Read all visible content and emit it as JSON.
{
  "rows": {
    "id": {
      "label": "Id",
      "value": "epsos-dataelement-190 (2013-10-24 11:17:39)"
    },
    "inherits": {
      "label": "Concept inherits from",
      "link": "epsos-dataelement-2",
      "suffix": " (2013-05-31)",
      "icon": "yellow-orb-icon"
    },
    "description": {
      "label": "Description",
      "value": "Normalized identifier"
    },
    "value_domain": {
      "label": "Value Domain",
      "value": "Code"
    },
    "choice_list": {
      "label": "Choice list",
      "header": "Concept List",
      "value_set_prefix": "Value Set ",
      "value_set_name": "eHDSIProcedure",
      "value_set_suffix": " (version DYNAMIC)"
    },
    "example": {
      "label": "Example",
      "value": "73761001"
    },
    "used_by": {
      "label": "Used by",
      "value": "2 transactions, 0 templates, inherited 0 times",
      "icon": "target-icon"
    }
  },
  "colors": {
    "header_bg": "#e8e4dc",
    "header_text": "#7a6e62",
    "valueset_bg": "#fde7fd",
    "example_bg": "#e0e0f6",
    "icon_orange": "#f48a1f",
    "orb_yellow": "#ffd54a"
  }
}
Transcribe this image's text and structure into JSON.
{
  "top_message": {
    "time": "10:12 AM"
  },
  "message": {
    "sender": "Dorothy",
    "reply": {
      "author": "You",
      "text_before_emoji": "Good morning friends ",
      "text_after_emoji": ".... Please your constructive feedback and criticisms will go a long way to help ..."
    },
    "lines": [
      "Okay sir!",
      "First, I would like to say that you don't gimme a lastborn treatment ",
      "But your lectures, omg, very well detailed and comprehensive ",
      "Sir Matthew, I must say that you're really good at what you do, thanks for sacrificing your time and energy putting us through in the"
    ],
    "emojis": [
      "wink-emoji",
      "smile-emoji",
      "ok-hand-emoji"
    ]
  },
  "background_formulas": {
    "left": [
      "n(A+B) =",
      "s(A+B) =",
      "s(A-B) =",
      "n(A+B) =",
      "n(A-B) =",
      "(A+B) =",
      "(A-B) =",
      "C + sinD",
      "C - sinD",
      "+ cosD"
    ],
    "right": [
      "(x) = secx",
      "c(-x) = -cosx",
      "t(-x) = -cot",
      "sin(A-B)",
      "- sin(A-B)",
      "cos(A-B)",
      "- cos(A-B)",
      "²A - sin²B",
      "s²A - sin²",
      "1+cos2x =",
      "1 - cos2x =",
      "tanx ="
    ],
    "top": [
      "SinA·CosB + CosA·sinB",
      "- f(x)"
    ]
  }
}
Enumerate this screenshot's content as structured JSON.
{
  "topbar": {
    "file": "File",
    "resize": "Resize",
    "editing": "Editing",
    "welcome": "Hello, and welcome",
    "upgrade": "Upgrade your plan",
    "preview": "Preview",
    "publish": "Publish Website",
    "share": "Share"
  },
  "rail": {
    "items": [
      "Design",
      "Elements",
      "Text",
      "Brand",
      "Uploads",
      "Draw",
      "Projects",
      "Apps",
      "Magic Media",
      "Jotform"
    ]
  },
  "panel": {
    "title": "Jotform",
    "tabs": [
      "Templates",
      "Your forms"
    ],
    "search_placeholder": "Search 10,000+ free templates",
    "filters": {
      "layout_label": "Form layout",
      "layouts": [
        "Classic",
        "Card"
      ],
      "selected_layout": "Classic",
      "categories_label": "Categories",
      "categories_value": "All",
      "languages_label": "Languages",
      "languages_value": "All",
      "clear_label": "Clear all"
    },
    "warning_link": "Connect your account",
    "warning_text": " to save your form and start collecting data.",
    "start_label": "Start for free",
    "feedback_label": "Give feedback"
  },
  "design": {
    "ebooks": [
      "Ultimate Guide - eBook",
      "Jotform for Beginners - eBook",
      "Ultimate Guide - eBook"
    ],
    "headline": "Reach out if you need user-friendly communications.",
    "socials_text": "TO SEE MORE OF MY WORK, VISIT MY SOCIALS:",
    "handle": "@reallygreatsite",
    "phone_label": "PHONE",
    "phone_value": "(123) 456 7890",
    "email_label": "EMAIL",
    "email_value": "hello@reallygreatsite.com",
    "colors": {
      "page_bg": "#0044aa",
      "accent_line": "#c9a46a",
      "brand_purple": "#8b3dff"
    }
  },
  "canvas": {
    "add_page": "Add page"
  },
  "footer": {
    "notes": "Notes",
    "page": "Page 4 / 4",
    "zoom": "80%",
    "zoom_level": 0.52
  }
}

--

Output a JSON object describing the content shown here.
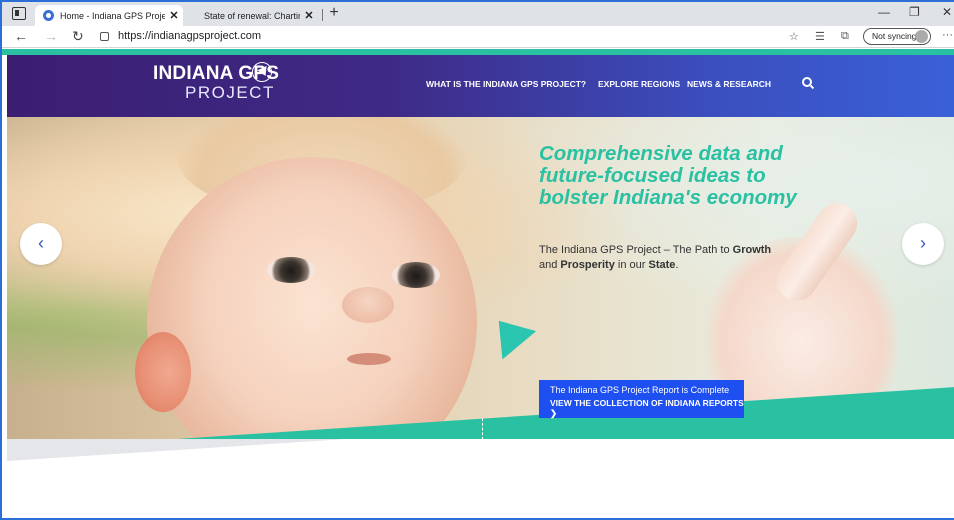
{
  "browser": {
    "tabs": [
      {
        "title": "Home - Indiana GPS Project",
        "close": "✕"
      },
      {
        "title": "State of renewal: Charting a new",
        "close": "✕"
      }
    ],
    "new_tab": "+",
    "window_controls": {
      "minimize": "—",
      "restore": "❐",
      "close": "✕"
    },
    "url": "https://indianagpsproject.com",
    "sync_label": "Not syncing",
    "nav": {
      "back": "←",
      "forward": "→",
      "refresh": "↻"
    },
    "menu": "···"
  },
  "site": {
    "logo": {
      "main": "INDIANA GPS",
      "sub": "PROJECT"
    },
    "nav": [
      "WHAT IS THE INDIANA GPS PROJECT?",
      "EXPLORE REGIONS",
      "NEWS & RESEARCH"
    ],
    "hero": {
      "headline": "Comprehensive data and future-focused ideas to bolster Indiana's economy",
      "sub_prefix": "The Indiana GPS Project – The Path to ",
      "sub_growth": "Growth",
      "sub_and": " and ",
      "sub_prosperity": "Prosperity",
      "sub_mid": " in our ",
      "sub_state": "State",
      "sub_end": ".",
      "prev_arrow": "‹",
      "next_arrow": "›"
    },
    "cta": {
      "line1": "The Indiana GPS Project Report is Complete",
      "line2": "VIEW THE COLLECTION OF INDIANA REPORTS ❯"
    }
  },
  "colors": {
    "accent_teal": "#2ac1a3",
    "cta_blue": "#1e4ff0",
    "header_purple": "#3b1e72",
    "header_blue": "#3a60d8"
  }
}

Given problem> Determine how many lines include the word "inherits" and report that number by itself.

Output below> 2